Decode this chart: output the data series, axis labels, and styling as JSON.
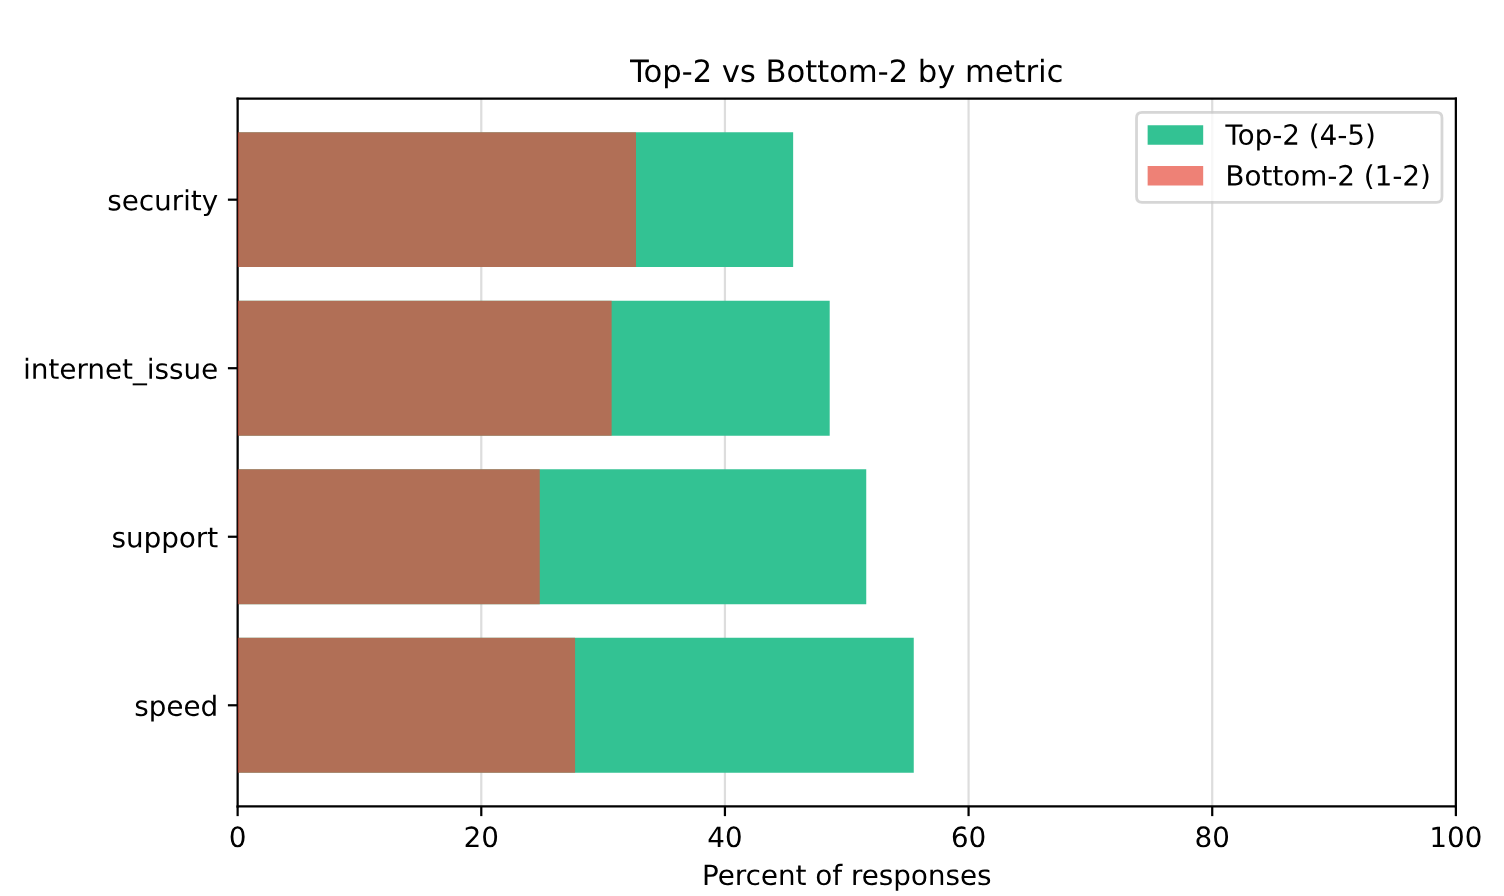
{
  "chart_data": {
    "type": "bar",
    "orientation": "horizontal",
    "title": "Top-2 vs Bottom-2 by metric",
    "xlabel": "Percent of responses",
    "categories": [
      "security",
      "internet_issue",
      "support",
      "speed"
    ],
    "series": [
      {
        "name": "Top-2 (4-5)",
        "color": "#33c293",
        "values": [
          45.6,
          48.6,
          51.6,
          55.5
        ]
      },
      {
        "name": "Bottom-2 (1-2)",
        "color": "#e74c3c",
        "values": [
          32.7,
          30.7,
          24.8,
          27.7
        ]
      }
    ],
    "xlim": [
      0,
      100
    ],
    "xticks": [
      0,
      20,
      40,
      60,
      80,
      100
    ],
    "grid": "x",
    "legend": "top right"
  }
}
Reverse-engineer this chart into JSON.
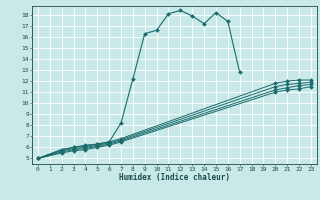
{
  "title": "",
  "xlabel": "Humidex (Indice chaleur)",
  "bg_color": "#c9e8e8",
  "grid_color": "#ffffff",
  "line_color": "#1a6b6b",
  "xlim": [
    -0.5,
    23.5
  ],
  "ylim": [
    4.5,
    18.8
  ],
  "xticks": [
    0,
    1,
    2,
    3,
    4,
    5,
    6,
    7,
    8,
    9,
    10,
    11,
    12,
    13,
    14,
    15,
    16,
    17,
    18,
    19,
    20,
    21,
    22,
    23
  ],
  "yticks": [
    5,
    6,
    7,
    8,
    9,
    10,
    11,
    12,
    13,
    14,
    15,
    16,
    17,
    18
  ],
  "main_x": [
    0,
    2,
    3,
    4,
    5,
    6,
    7,
    8,
    9,
    10,
    11,
    12,
    13,
    14,
    15,
    16,
    17
  ],
  "main_y": [
    5,
    5.8,
    6.0,
    6.2,
    6.3,
    6.5,
    8.2,
    12.2,
    16.3,
    16.6,
    18.1,
    18.4,
    17.9,
    17.2,
    18.2,
    17.4,
    12.8
  ],
  "ref1_x": [
    0,
    2,
    3,
    4,
    5,
    6,
    7,
    20,
    21,
    22,
    23
  ],
  "ref1_y": [
    5,
    5.8,
    6.0,
    6.1,
    6.3,
    6.5,
    6.8,
    11.8,
    12.0,
    12.1,
    12.1
  ],
  "ref2_x": [
    0,
    2,
    3,
    4,
    5,
    6,
    7,
    20,
    21,
    22,
    23
  ],
  "ref2_y": [
    5,
    5.7,
    5.9,
    6.0,
    6.2,
    6.4,
    6.7,
    11.5,
    11.7,
    11.8,
    11.9
  ],
  "ref3_x": [
    0,
    2,
    3,
    4,
    5,
    6,
    7,
    20,
    21,
    22,
    23
  ],
  "ref3_y": [
    5,
    5.6,
    5.8,
    5.9,
    6.1,
    6.3,
    6.6,
    11.2,
    11.4,
    11.6,
    11.7
  ],
  "ref4_x": [
    0,
    2,
    3,
    4,
    5,
    6,
    7,
    20,
    21,
    22,
    23
  ],
  "ref4_y": [
    5,
    5.5,
    5.7,
    5.8,
    6.0,
    6.2,
    6.5,
    11.0,
    11.2,
    11.3,
    11.5
  ]
}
+ + + + +
What is being asked: Keep the pictures out and write out the records exactly.

Exercise response:
Decode this chart: output the data series, axis labels, and styling as JSON.
{
  "chart_data": {
    "type": "bar",
    "orientation": "horizontal",
    "title": "Top-2 vs Bottom-2 by metric",
    "xlabel": "Percent of responses",
    "categories": [
      "security",
      "internet_issue",
      "support",
      "speed"
    ],
    "series": [
      {
        "name": "Top-2 (4-5)",
        "color": "#33c293",
        "values": [
          45.6,
          48.6,
          51.6,
          55.5
        ]
      },
      {
        "name": "Bottom-2 (1-2)",
        "color": "#e74c3c",
        "values": [
          32.7,
          30.7,
          24.8,
          27.7
        ]
      }
    ],
    "xlim": [
      0,
      100
    ],
    "xticks": [
      0,
      20,
      40,
      60,
      80,
      100
    ],
    "grid": "x",
    "legend": "top right"
  }
}
Reverse-engineer this chart into JSON.
{
  "title": "",
  "xlabel": "Humidex (Indice chaleur)",
  "bg_color": "#c9e8e8",
  "grid_color": "#ffffff",
  "line_color": "#1a6b6b",
  "xlim": [
    -0.5,
    23.5
  ],
  "ylim": [
    4.5,
    18.8
  ],
  "xticks": [
    0,
    1,
    2,
    3,
    4,
    5,
    6,
    7,
    8,
    9,
    10,
    11,
    12,
    13,
    14,
    15,
    16,
    17,
    18,
    19,
    20,
    21,
    22,
    23
  ],
  "yticks": [
    5,
    6,
    7,
    8,
    9,
    10,
    11,
    12,
    13,
    14,
    15,
    16,
    17,
    18
  ],
  "main_x": [
    0,
    2,
    3,
    4,
    5,
    6,
    7,
    8,
    9,
    10,
    11,
    12,
    13,
    14,
    15,
    16,
    17
  ],
  "main_y": [
    5,
    5.8,
    6.0,
    6.2,
    6.3,
    6.5,
    8.2,
    12.2,
    16.3,
    16.6,
    18.1,
    18.4,
    17.9,
    17.2,
    18.2,
    17.4,
    12.8
  ],
  "ref1_x": [
    0,
    2,
    3,
    4,
    5,
    6,
    7,
    20,
    21,
    22,
    23
  ],
  "ref1_y": [
    5,
    5.8,
    6.0,
    6.1,
    6.3,
    6.5,
    6.8,
    11.8,
    12.0,
    12.1,
    12.1
  ],
  "ref2_x": [
    0,
    2,
    3,
    4,
    5,
    6,
    7,
    20,
    21,
    22,
    23
  ],
  "ref2_y": [
    5,
    5.7,
    5.9,
    6.0,
    6.2,
    6.4,
    6.7,
    11.5,
    11.7,
    11.8,
    11.9
  ],
  "ref3_x": [
    0,
    2,
    3,
    4,
    5,
    6,
    7,
    20,
    21,
    22,
    23
  ],
  "ref3_y": [
    5,
    5.6,
    5.8,
    5.9,
    6.1,
    6.3,
    6.6,
    11.2,
    11.4,
    11.6,
    11.7
  ],
  "ref4_x": [
    0,
    2,
    3,
    4,
    5,
    6,
    7,
    20,
    21,
    22,
    23
  ],
  "ref4_y": [
    5,
    5.5,
    5.7,
    5.8,
    6.0,
    6.2,
    6.5,
    11.0,
    11.2,
    11.3,
    11.5
  ]
}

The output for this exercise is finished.